Writing and Writing Fantasy
by Ajax Minor author of
The Ur Legend fantasy series: Sun Valley, Moon Mountains and The Girl From Ipanema: The World Turned Upside Down
Is there some characteristic particular or peculiar to writing fantasy? Fantasy requires the same writing skills and discipline as any other genre. To be fair, perhaps less research than is required in a work of historical fiction or a technically demanding narrative such as those that were written by Tom Clancy. And as for peculiar, well, fantasy by definition is peculiar, so I guess the question is its own answer.
But why would anyone write fantasy? I believe the genre chooses the writer. It’s like asking why someone prefers chocolate to vanilla ice cream. Something pushes your button. For a writer it’s an especially important decision. Writers, novelists in particular, tend to choose a genre and stick with it. Picasso had a Blue period and a Rose period and a Cubist period. Maybe those in the visual arts are antsier. Novelists tend to cling to a genre. Just consider Tom Clancy, mentioned above, or John le Carre or James Michener. Or Ursula Le Guin. I could go on. Perhaps the craft of writing a novel is so demanding in terms of time and concentration and structure that changing the basic stock of such a complex stew each and every time is just too hard.
- - - -
Set tasks:
1. Reproduce the stretch of the essay on writing fantasy from "But why would" through "just too hard.".
2. Which three periods of Picasso does the essay on writing fantasy name?

Data block:
- - - -
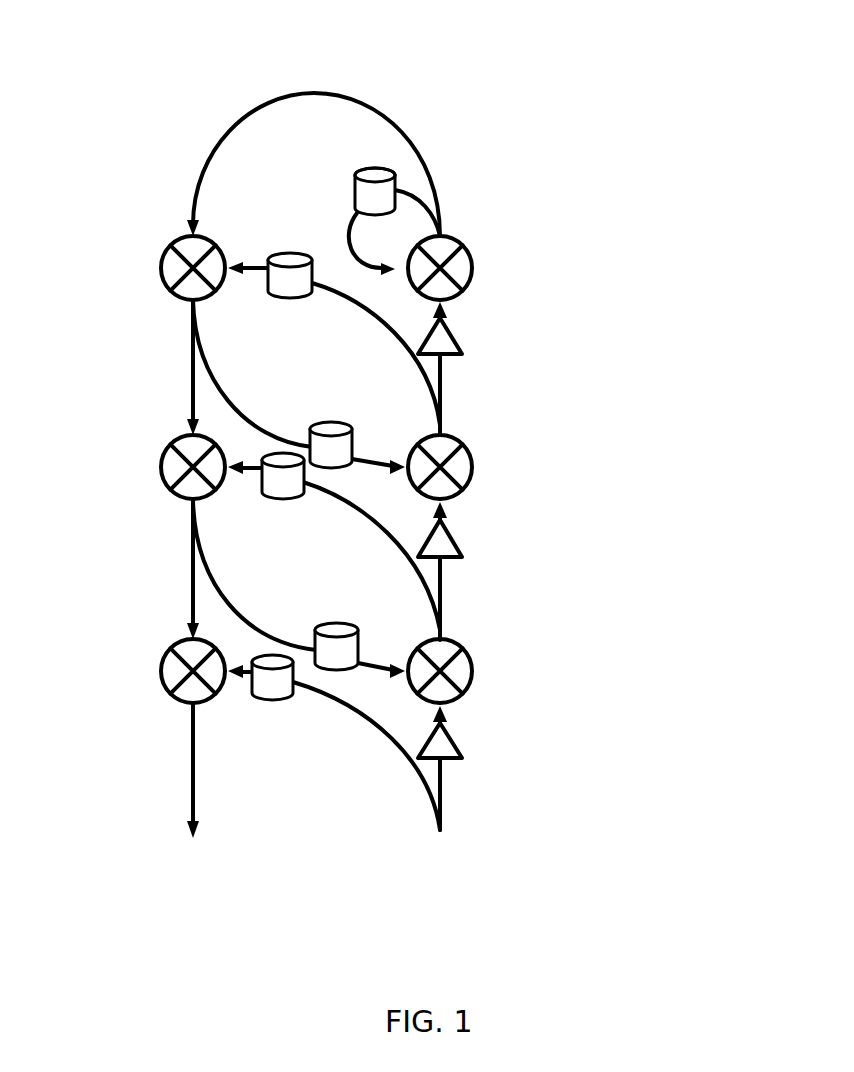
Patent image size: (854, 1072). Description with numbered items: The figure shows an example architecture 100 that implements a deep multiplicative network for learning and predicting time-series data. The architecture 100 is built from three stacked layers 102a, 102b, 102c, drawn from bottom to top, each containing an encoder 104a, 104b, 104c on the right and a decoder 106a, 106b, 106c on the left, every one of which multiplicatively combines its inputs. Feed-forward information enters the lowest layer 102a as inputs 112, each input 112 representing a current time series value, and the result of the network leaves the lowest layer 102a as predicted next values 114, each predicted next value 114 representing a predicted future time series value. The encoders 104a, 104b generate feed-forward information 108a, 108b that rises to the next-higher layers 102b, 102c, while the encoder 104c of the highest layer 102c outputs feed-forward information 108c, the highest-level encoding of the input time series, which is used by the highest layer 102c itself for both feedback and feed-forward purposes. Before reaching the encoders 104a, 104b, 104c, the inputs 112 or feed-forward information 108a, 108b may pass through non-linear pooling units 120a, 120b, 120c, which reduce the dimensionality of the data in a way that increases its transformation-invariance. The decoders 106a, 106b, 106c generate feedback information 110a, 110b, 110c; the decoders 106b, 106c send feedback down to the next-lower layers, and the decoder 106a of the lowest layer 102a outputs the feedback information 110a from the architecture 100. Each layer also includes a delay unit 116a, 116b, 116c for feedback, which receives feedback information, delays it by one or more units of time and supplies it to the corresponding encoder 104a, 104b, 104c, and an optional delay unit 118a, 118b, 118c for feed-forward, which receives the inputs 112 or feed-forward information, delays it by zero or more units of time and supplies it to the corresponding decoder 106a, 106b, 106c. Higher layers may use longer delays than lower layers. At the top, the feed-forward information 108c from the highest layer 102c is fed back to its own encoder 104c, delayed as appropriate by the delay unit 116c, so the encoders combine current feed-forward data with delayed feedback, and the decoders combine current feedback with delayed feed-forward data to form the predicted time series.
- - - -
Task-by-task answers:
1.
But why would anyone write fantasy? I believe the genre chooses the writer. It’s like asking why someone prefers chocolate to vanilla ice cream. Something pushes your button. For a writer it’s an especially important decision. Writers, novelists in particular, tend to choose a genre and stick with it. Picasso had a Blue period and a Rose period and a Cubist period. Maybe those in the visual arts are antsier. Novelists tend to cling to a genre. Just consider Tom Clancy, mentioned above, or John le Carre or James Michener. Or Ursula Le Guin. I could go on. Perhaps the craft of writing a novel is so demanding in terms of time and concentration and structure that changing the basic stock of such a complex stew each and every time is just too hard.

2. A Blue period, a Rose period and a Cubist period.